# TASK STATEMENT:
Print the listing below in its entirety, character for character.

Stored items
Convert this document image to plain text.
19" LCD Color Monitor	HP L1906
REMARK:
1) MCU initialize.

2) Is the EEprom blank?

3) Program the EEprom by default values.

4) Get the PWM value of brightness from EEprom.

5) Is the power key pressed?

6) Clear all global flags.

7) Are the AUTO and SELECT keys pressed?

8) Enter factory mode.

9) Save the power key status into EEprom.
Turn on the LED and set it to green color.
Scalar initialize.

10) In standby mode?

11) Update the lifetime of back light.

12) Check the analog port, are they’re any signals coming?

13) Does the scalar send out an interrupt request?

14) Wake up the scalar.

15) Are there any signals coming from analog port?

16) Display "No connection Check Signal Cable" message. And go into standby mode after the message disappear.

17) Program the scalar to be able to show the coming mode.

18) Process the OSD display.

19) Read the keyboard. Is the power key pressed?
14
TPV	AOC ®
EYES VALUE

# PROBLEM SOLUTION:
Convert this document image to plain text.
19" LCD Color Monitor	HP L1906
REMARK:
1) MCU initialize.

2) Is the EEprom blank?

3) Program the EEprom by default values.

4) Get the PWM value of brightness from EEprom.

5) Is the power key pressed?

6) Clear all global flags.

7) Are the AUTO and SELECT keys pressed?

8) Enter factory mode.

9) Save the power key status into EEprom.
Turn on the LED and set it to green color.
Scalar initialize.

10) In standby mode?

11) Update the lifetime of back light.

12) Check the analog port, are they’re any signals coming?

13) Does the scalar send out an interrupt request?

14) Wake up the scalar.

15) Are there any signals coming from analog port?

16) Display "No connection Check Signal Cable" message. And go into standby mode after the message disappear.

17) Program the scalar to be able to show the coming mode.

18) Process the OSD display.

19) Read the keyboard. Is the power key pressed?
14
TPV	AOC ®
EYES VALUE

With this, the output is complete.